>> BEGIN
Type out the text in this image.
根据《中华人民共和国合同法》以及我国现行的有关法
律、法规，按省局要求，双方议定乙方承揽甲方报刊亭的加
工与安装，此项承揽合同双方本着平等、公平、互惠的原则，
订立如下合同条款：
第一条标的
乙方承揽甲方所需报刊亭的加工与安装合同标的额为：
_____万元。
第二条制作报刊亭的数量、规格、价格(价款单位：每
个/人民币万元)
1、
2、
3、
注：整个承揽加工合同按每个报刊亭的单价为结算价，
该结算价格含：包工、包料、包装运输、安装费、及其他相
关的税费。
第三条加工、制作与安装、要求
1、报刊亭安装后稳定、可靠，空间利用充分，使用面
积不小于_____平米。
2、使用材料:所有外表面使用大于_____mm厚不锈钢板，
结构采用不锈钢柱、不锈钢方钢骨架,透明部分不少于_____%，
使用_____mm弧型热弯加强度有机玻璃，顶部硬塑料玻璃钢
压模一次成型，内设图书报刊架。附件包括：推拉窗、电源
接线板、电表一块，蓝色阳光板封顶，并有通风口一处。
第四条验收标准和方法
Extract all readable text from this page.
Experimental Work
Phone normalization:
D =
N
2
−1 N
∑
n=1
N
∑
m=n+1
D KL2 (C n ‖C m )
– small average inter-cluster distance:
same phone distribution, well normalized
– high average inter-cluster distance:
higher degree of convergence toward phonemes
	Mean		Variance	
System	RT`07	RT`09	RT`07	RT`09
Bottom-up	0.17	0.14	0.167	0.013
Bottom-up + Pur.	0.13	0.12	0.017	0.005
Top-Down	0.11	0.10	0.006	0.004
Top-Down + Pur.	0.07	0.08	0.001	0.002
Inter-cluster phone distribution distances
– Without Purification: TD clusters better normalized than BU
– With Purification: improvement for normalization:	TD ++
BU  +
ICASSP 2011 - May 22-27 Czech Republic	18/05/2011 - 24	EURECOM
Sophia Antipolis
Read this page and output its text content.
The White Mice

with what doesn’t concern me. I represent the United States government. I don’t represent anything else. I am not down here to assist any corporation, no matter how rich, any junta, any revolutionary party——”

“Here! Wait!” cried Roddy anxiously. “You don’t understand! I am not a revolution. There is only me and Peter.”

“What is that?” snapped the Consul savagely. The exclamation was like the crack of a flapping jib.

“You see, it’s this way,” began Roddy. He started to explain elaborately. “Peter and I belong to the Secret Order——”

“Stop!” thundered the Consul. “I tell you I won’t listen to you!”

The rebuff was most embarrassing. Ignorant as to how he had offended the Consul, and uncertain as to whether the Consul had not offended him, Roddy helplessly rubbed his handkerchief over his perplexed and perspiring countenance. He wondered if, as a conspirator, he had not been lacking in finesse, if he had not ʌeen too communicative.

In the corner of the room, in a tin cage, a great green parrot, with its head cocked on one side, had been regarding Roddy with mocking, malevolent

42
>> END
* What to produce:
Copy out each line of the data containing the string "page".

* Result of this exercise:
Extract all readable text from this page.
Read this page and output its text content.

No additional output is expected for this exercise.